— Start —

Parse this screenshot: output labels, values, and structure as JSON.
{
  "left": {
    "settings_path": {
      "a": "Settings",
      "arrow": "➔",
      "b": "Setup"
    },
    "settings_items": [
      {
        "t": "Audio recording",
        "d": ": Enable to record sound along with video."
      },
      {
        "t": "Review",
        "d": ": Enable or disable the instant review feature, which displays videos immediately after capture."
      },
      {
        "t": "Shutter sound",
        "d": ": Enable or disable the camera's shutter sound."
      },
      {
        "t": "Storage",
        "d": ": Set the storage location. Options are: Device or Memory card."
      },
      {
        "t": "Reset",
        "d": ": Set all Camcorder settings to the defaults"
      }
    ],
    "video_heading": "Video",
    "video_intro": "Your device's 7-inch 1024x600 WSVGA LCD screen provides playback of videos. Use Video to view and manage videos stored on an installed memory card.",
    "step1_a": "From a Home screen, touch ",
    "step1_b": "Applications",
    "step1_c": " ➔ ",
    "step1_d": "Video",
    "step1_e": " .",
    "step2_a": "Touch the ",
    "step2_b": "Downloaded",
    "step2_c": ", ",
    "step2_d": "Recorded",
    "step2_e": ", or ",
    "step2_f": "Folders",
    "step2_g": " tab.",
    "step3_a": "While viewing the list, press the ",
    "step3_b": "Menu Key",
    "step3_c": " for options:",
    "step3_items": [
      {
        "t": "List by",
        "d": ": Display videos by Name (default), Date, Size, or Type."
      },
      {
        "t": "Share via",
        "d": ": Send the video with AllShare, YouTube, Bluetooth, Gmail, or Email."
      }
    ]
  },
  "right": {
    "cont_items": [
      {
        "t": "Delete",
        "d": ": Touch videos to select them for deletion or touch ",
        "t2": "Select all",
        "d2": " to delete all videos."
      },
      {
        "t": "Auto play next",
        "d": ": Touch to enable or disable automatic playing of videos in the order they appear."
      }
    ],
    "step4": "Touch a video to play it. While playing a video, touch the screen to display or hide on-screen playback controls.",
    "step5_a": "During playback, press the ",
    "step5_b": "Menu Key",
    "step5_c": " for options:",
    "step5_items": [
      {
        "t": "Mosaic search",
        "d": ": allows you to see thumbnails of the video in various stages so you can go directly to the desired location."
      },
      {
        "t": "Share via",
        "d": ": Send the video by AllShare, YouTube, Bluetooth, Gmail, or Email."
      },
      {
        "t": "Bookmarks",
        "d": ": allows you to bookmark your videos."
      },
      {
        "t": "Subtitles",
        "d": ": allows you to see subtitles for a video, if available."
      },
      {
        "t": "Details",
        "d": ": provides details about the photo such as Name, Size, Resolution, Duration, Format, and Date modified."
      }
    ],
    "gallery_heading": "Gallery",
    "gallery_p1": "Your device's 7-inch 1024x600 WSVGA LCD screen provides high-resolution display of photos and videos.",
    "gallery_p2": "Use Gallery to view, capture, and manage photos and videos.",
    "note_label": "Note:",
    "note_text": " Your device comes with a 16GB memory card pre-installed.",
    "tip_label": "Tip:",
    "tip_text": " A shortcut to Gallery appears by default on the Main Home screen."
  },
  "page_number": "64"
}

— End —

Copy the material above verbatim.

■ **WRITTEN RESPONSE**
Parse this screenshot: output labels, values, and structure as JSON.
{
  "left": {
    "settings_path": {
      "a": "Settings",
      "arrow": "➔",
      "b": "Setup"
    },
    "settings_items": [
      {
        "t": "Audio recording",
        "d": ": Enable to record sound along with video."
      },
      {
        "t": "Review",
        "d": ": Enable or disable the instant review feature, which displays videos immediately after capture."
      },
      {
        "t": "Shutter sound",
        "d": ": Enable or disable the camera's shutter sound."
      },
      {
        "t": "Storage",
        "d": ": Set the storage location. Options are: Device or Memory card."
      },
      {
        "t": "Reset",
        "d": ": Set all Camcorder settings to the defaults"
      }
    ],
    "video_heading": "Video",
    "video_intro": "Your device's 7-inch 1024x600 WSVGA LCD screen provides playback of videos. Use Video to view and manage videos stored on an installed memory card.",
    "step1_a": "From a Home screen, touch ",
    "step1_b": "Applications",
    "step1_c": " ➔ ",
    "step1_d": "Video",
    "step1_e": " .",
    "step2_a": "Touch the ",
    "step2_b": "Downloaded",
    "step2_c": ", ",
    "step2_d": "Recorded",
    "step2_e": ", or ",
    "step2_f": "Folders",
    "step2_g": " tab.",
    "step3_a": "While viewing the list, press the ",
    "step3_b": "Menu Key",
    "step3_c": " for options:",
    "step3_items": [
      {
        "t": "List by",
        "d": ": Display videos by Name (default), Date, Size, or Type."
      },
      {
        "t": "Share via",
        "d": ": Send the video with AllShare, YouTube, Bluetooth, Gmail, or Email."
      }
    ]
  },
  "right": {
    "cont_items": [
      {
        "t": "Delete",
        "d": ": Touch videos to select them for deletion or touch ",
        "t2": "Select all",
        "d2": " to delete all videos."
      },
      {
        "t": "Auto play next",
        "d": ": Touch to enable or disable automatic playing of videos in the order they appear."
      }
    ],
    "step4": "Touch a video to play it. While playing a video, touch the screen to display or hide on-screen playback controls.",
    "step5_a": "During playback, press the ",
    "step5_b": "Menu Key",
    "step5_c": " for options:",
    "step5_items": [
      {
        "t": "Mosaic search",
        "d": ": allows you to see thumbnails of the video in various stages so you can go directly to the desired location."
      },
      {
        "t": "Share via",
        "d": ": Send the video by AllShare, YouTube, Bluetooth, Gmail, or Email."
      },
      {
        "t": "Bookmarks",
        "d": ": allows you to bookmark your videos."
      },
      {
        "t": "Subtitles",
        "d": ": allows you to see subtitles for a video, if available."
      },
      {
        "t": "Details",
        "d": ": provides details about the photo such as Name, Size, Resolution, Duration, Format, and Date modified."
      }
    ],
    "gallery_heading": "Gallery",
    "gallery_p1": "Your device's 7-inch 1024x600 WSVGA LCD screen provides high-resolution display of photos and videos.",
    "gallery_p2": "Use Gallery to view, capture, and manage photos and videos.",
    "note_label": "Note:",
    "note_text": " Your device comes with a 16GB memory card pre-installed.",
    "tip_label": "Tip:",
    "tip_text": " A shortcut to Gallery appears by default on the Main Home screen."
  },
  "page_number": "64"
}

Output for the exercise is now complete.